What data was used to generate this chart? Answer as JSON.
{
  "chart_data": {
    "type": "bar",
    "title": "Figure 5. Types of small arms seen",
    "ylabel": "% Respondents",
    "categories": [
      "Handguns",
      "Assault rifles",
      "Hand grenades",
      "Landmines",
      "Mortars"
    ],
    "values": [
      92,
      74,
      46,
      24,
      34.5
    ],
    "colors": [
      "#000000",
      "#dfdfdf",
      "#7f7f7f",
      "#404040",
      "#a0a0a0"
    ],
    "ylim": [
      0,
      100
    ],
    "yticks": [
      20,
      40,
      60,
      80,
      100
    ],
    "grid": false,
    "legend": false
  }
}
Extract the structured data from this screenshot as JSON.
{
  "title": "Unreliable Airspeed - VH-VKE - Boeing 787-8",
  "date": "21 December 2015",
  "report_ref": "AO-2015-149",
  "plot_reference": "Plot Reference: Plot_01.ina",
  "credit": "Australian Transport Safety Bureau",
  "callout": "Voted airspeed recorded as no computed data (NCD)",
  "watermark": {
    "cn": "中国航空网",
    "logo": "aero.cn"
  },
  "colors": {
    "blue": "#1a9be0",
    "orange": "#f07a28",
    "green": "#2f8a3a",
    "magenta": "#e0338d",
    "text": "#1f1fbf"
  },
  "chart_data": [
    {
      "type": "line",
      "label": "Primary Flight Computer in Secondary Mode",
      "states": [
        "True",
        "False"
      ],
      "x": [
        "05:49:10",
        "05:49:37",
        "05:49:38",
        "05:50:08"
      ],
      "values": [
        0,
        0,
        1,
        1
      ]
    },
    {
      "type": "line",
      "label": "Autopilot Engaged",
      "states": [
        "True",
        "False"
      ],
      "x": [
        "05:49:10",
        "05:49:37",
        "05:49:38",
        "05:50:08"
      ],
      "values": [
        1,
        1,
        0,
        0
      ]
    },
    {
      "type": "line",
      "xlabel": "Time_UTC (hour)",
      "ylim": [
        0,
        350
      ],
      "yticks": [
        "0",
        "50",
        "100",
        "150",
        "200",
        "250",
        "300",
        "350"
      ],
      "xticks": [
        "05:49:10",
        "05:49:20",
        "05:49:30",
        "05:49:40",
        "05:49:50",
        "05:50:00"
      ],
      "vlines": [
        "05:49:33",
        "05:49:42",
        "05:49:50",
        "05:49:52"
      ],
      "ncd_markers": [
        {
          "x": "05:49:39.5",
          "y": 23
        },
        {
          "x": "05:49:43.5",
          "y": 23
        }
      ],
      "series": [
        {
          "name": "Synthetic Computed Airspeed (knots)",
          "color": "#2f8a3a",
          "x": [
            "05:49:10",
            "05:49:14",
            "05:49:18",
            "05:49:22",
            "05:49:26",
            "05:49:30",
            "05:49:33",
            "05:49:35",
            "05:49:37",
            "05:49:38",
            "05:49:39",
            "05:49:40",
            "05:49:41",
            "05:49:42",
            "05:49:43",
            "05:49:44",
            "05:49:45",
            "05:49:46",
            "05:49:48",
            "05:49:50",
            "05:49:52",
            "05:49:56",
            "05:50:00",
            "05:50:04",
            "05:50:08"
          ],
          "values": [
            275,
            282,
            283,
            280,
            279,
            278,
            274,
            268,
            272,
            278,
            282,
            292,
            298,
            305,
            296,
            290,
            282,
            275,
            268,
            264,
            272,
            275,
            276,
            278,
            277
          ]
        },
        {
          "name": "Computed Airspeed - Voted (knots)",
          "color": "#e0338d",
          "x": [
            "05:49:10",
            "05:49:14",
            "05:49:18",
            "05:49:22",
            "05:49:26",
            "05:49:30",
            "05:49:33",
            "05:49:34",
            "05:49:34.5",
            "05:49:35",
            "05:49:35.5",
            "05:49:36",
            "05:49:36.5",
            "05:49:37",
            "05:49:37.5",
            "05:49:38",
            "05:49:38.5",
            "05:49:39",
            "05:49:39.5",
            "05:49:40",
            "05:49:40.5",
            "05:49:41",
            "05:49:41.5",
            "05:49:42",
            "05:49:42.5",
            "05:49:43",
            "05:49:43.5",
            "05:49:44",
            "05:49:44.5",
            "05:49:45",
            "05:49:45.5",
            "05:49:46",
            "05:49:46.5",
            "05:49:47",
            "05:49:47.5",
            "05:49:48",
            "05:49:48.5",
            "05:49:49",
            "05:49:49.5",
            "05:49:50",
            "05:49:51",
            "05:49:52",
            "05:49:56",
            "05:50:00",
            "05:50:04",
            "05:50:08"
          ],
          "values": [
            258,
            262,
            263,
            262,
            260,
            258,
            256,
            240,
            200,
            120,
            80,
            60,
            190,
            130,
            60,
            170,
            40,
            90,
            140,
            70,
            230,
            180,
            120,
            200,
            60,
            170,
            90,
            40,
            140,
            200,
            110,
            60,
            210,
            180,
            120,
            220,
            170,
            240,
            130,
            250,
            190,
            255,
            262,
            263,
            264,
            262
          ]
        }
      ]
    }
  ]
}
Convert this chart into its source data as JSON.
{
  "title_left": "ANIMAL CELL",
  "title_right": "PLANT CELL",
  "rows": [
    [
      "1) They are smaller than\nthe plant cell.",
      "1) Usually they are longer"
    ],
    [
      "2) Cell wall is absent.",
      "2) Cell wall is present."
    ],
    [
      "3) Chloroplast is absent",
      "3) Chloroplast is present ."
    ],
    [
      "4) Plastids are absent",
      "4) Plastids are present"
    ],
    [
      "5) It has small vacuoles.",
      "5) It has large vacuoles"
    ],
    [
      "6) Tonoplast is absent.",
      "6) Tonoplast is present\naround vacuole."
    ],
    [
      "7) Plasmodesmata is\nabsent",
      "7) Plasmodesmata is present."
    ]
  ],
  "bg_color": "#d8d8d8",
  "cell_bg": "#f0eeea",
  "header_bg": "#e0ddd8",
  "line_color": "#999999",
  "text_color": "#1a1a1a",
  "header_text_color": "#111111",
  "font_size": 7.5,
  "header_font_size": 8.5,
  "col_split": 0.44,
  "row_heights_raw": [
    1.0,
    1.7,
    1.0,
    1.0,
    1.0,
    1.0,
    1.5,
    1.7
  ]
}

- - -

Print the records once more, exactly as they were given.

• _ANSWER BELOW_:
What data was used to generate this chart? Answer as JSON.
{
  "chart_data": {
    "type": "bar",
    "title": "Figure 5. Types of small arms seen",
    "ylabel": "% Respondents",
    "categories": [
      "Handguns",
      "Assault rifles",
      "Hand grenades",
      "Landmines",
      "Mortars"
    ],
    "values": [
      92,
      74,
      46,
      24,
      34.5
    ],
    "colors": [
      "#000000",
      "#dfdfdf",
      "#7f7f7f",
      "#404040",
      "#a0a0a0"
    ],
    "ylim": [
      0,
      100
    ],
    "yticks": [
      20,
      40,
      60,
      80,
      100
    ],
    "grid": false,
    "legend": false
  }
}
Extract the structured data from this screenshot as JSON.
{
  "title": "Unreliable Airspeed - VH-VKE - Boeing 787-8",
  "date": "21 December 2015",
  "report_ref": "AO-2015-149",
  "plot_reference": "Plot Reference: Plot_01.ina",
  "credit": "Australian Transport Safety Bureau",
  "callout": "Voted airspeed recorded as no computed data (NCD)",
  "watermark": {
    "cn": "中国航空网",
    "logo": "aero.cn"
  },
  "colors": {
    "blue": "#1a9be0",
    "orange": "#f07a28",
    "green": "#2f8a3a",
    "magenta": "#e0338d",
    "text": "#1f1fbf"
  },
  "chart_data": [
    {
      "type": "line",
      "label": "Primary Flight Computer in Secondary Mode",
      "states": [
        "True",
        "False"
      ],
      "x": [
        "05:49:10",
        "05:49:37",
        "05:49:38",
        "05:50:08"
      ],
      "values": [
        0,
        0,
        1,
        1
      ]
    },
    {
      "type": "line",
      "label": "Autopilot Engaged",
      "states": [
        "True",
        "False"
      ],
      "x": [
        "05:49:10",
        "05:49:37",
        "05:49:38",
        "05:50:08"
      ],
      "values": [
        1,
        1,
        0,
        0
      ]
    },
    {
      "type": "line",
      "xlabel": "Time_UTC (hour)",
      "ylim": [
        0,
        350
      ],
      "yticks": [
        "0",
        "50",
        "100",
        "150",
        "200",
        "250",
        "300",
        "350"
      ],
      "xticks": [
        "05:49:10",
        "05:49:20",
        "05:49:30",
        "05:49:40",
        "05:49:50",
        "05:50:00"
      ],
      "vlines": [
        "05:49:33",
        "05:49:42",
        "05:49:50",
        "05:49:52"
      ],
      "ncd_markers": [
        {
          "x": "05:49:39.5",
          "y": 23
        },
        {
          "x": "05:49:43.5",
          "y": 23
        }
      ],
      "series": [
        {
          "name": "Synthetic Computed Airspeed (knots)",
          "color": "#2f8a3a",
          "x": [
            "05:49:10",
            "05:49:14",
            "05:49:18",
            "05:49:22",
            "05:49:26",
            "05:49:30",
            "05:49:33",
            "05:49:35",
            "05:49:37",
            "05:49:38",
            "05:49:39",
            "05:49:40",
            "05:49:41",
            "05:49:42",
            "05:49:43",
            "05:49:44",
            "05:49:45",
            "05:49:46",
            "05:49:48",
            "05:49:50",
            "05:49:52",
            "05:49:56",
            "05:50:00",
            "05:50:04",
            "05:50:08"
          ],
          "values": [
            275,
            282,
            283,
            280,
            279,
            278,
            274,
            268,
            272,
            278,
            282,
            292,
            298,
            305,
            296,
            290,
            282,
            275,
            268,
            264,
            272,
            275,
            276,
            278,
            277
          ]
        },
        {
          "name": "Computed Airspeed - Voted (knots)",
          "color": "#e0338d",
          "x": [
            "05:49:10",
            "05:49:14",
            "05:49:18",
            "05:49:22",
            "05:49:26",
            "05:49:30",
            "05:49:33",
            "05:49:34",
            "05:49:34.5",
            "05:49:35",
            "05:49:35.5",
            "05:49:36",
            "05:49:36.5",
            "05:49:37",
            "05:49:37.5",
            "05:49:38",
            "05:49:38.5",
            "05:49:39",
            "05:49:39.5",
            "05:49:40",
            "05:49:40.5",
            "05:49:41",
            "05:49:41.5",
            "05:49:42",
            "05:49:42.5",
            "05:49:43",
            "05:49:43.5",
            "05:49:44",
            "05:49:44.5",
            "05:49:45",
            "05:49:45.5",
            "05:49:46",
            "05:49:46.5",
            "05:49:47",
            "05:49:47.5",
            "05:49:48",
            "05:49:48.5",
            "05:49:49",
            "05:49:49.5",
            "05:49:50",
            "05:49:51",
            "05:49:52",
            "05:49:56",
            "05:50:00",
            "05:50:04",
            "05:50:08"
          ],
          "values": [
            258,
            262,
            263,
            262,
            260,
            258,
            256,
            240,
            200,
            120,
            80,
            60,
            190,
            130,
            60,
            170,
            40,
            90,
            140,
            70,
            230,
            180,
            120,
            200,
            60,
            170,
            90,
            40,
            140,
            200,
            110,
            60,
            210,
            180,
            120,
            220,
            170,
            240,
            130,
            250,
            190,
            255,
            262,
            263,
            264,
            262
          ]
        }
      ]
    }
  ]
}
Convert this chart into its source data as JSON.
{
  "title_left": "ANIMAL CELL",
  "title_right": "PLANT CELL",
  "rows": [
    [
      "1) They are smaller than\nthe plant cell.",
      "1) Usually they are longer"
    ],
    [
      "2) Cell wall is absent.",
      "2) Cell wall is present."
    ],
    [
      "3) Chloroplast is absent",
      "3) Chloroplast is present ."
    ],
    [
      "4) Plastids are absent",
      "4) Plastids are present"
    ],
    [
      "5) It has small vacuoles.",
      "5) It has large vacuoles"
    ],
    [
      "6) Tonoplast is absent.",
      "6) Tonoplast is present\naround vacuole."
    ],
    [
      "7) Plasmodesmata is\nabsent",
      "7) Plasmodesmata is present."
    ]
  ],
  "bg_color": "#d8d8d8",
  "cell_bg": "#f0eeea",
  "header_bg": "#e0ddd8",
  "line_color": "#999999",
  "text_color": "#1a1a1a",
  "header_text_color": "#111111",
  "font_size": 7.5,
  "header_font_size": 8.5,
  "col_split": 0.44,
  "row_heights_raw": [
    1.0,
    1.7,
    1.0,
    1.0,
    1.0,
    1.0,
    1.5,
    1.7
  ]
}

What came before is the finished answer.